>> start The data

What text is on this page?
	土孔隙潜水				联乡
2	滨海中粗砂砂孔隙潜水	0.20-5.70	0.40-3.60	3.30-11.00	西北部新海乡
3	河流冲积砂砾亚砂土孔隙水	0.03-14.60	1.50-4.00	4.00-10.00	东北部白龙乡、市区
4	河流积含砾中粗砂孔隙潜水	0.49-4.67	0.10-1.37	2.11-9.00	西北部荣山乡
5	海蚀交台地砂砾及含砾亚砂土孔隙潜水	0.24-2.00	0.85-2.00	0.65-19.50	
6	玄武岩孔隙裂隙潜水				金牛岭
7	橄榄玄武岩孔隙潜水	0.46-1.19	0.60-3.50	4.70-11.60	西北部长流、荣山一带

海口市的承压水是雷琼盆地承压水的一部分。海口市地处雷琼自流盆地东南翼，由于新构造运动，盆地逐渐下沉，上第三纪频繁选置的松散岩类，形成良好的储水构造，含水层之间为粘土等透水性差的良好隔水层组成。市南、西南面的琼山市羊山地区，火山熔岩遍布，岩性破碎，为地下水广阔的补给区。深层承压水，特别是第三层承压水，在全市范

>> end The data

Problem details>
Print the entries exactly. Include every one.

Answer to the task>
What text is on this page?
	土孔隙潜水				联乡
2	滨海中粗砂砂孔隙潜水	0.20-5.70	0.40-3.60	3.30-11.00	西北部新海乡
3	河流冲积砂砾亚砂土孔隙水	0.03-14.60	1.50-4.00	4.00-10.00	东北部白龙乡、市区
4	河流积含砾中粗砂孔隙潜水	0.49-4.67	0.10-1.37	2.11-9.00	西北部荣山乡
5	海蚀交台地砂砾及含砾亚砂土孔隙潜水	0.24-2.00	0.85-2.00	0.65-19.50	
6	玄武岩孔隙裂隙潜水				金牛岭
7	橄榄玄武岩孔隙潜水	0.46-1.19	0.60-3.50	4.70-11.60	西北部长流、荣山一带

海口市的承压水是雷琼盆地承压水的一部分。海口市地处雷琼自流盆地东南翼，由于新构造运动，盆地逐渐下沉，上第三纪频繁选置的松散岩类，形成良好的储水构造，含水层之间为粘土等透水性差的良好隔水层组成。市南、西南面的琼山市羊山地区，火山熔岩遍布，岩性破碎，为地下水广阔的补给区。深层承压水，特别是第三层承压水，在全市范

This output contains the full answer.